Repeat the listing below in full, exactly as it stands.

+===+

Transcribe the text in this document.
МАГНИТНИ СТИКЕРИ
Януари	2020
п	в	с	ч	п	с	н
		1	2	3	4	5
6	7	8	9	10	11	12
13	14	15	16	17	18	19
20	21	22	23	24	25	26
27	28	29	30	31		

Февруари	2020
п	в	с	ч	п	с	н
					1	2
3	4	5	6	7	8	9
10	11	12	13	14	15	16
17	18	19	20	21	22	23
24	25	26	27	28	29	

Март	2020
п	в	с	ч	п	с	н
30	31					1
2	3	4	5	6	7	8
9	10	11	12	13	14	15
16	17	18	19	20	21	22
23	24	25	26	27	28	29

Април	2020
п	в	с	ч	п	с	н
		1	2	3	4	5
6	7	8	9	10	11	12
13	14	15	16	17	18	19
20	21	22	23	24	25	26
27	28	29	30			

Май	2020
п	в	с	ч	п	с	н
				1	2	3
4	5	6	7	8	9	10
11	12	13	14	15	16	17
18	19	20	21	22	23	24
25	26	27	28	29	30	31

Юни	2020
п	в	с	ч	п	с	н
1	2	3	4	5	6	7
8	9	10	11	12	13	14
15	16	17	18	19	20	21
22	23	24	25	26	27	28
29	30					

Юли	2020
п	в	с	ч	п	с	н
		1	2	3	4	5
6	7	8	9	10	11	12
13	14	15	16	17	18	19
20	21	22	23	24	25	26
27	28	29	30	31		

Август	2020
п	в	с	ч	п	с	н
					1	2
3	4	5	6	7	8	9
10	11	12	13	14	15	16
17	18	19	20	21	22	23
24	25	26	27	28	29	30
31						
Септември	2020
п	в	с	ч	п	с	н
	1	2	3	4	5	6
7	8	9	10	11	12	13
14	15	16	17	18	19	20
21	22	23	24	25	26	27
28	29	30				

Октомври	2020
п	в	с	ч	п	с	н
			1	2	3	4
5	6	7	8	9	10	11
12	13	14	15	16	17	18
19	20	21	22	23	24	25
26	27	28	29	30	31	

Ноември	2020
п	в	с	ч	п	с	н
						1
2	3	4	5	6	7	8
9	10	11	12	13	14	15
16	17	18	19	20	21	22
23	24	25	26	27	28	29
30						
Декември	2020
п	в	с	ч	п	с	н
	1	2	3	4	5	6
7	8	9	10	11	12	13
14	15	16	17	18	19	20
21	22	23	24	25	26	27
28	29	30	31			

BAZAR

+===+

- _RESULT_
Transcribe the text in this document.
МАГНИТНИ СТИКЕРИ
Януари	2020
п	в	с	ч	п	с	н
		1	2	3	4	5
6	7	8	9	10	11	12
13	14	15	16	17	18	19
20	21	22	23	24	25	26
27	28	29	30	31		

Февруари	2020
п	в	с	ч	п	с	н
					1	2
3	4	5	6	7	8	9
10	11	12	13	14	15	16
17	18	19	20	21	22	23
24	25	26	27	28	29	

Март	2020
п	в	с	ч	п	с	н
30	31					1
2	3	4	5	6	7	8
9	10	11	12	13	14	15
16	17	18	19	20	21	22
23	24	25	26	27	28	29

Април	2020
п	в	с	ч	п	с	н
		1	2	3	4	5
6	7	8	9	10	11	12
13	14	15	16	17	18	19
20	21	22	23	24	25	26
27	28	29	30			

Май	2020
п	в	с	ч	п	с	н
				1	2	3
4	5	6	7	8	9	10
11	12	13	14	15	16	17
18	19	20	21	22	23	24
25	26	27	28	29	30	31

Юни	2020
п	в	с	ч	п	с	н
1	2	3	4	5	6	7
8	9	10	11	12	13	14
15	16	17	18	19	20	21
22	23	24	25	26	27	28
29	30					

Юли	2020
п	в	с	ч	п	с	н
		1	2	3	4	5
6	7	8	9	10	11	12
13	14	15	16	17	18	19
20	21	22	23	24	25	26
27	28	29	30	31		

Август	2020
п	в	с	ч	п	с	н
					1	2
3	4	5	6	7	8	9
10	11	12	13	14	15	16
17	18	19	20	21	22	23
24	25	26	27	28	29	30
31						
Септември	2020
п	в	с	ч	п	с	н
	1	2	3	4	5	6
7	8	9	10	11	12	13
14	15	16	17	18	19	20
21	22	23	24	25	26	27
28	29	30				

Октомври	2020
п	в	с	ч	п	с	н
			1	2	3	4
5	6	7	8	9	10	11
12	13	14	15	16	17	18
19	20	21	22	23	24	25
26	27	28	29	30	31	

Ноември	2020
п	в	с	ч	п	с	н
						1
2	3	4	5	6	7	8
9	10	11	12	13	14	15
16	17	18	19	20	21	22
23	24	25	26	27	28	29
30						
Декември	2020
п	в	с	ч	п	с	н
	1	2	3	4	5	6
7	8	9	10	11	12	13
14	15	16	17	18	19	20
21	22	23	24	25	26	27
28	29	30	31			

BAZAR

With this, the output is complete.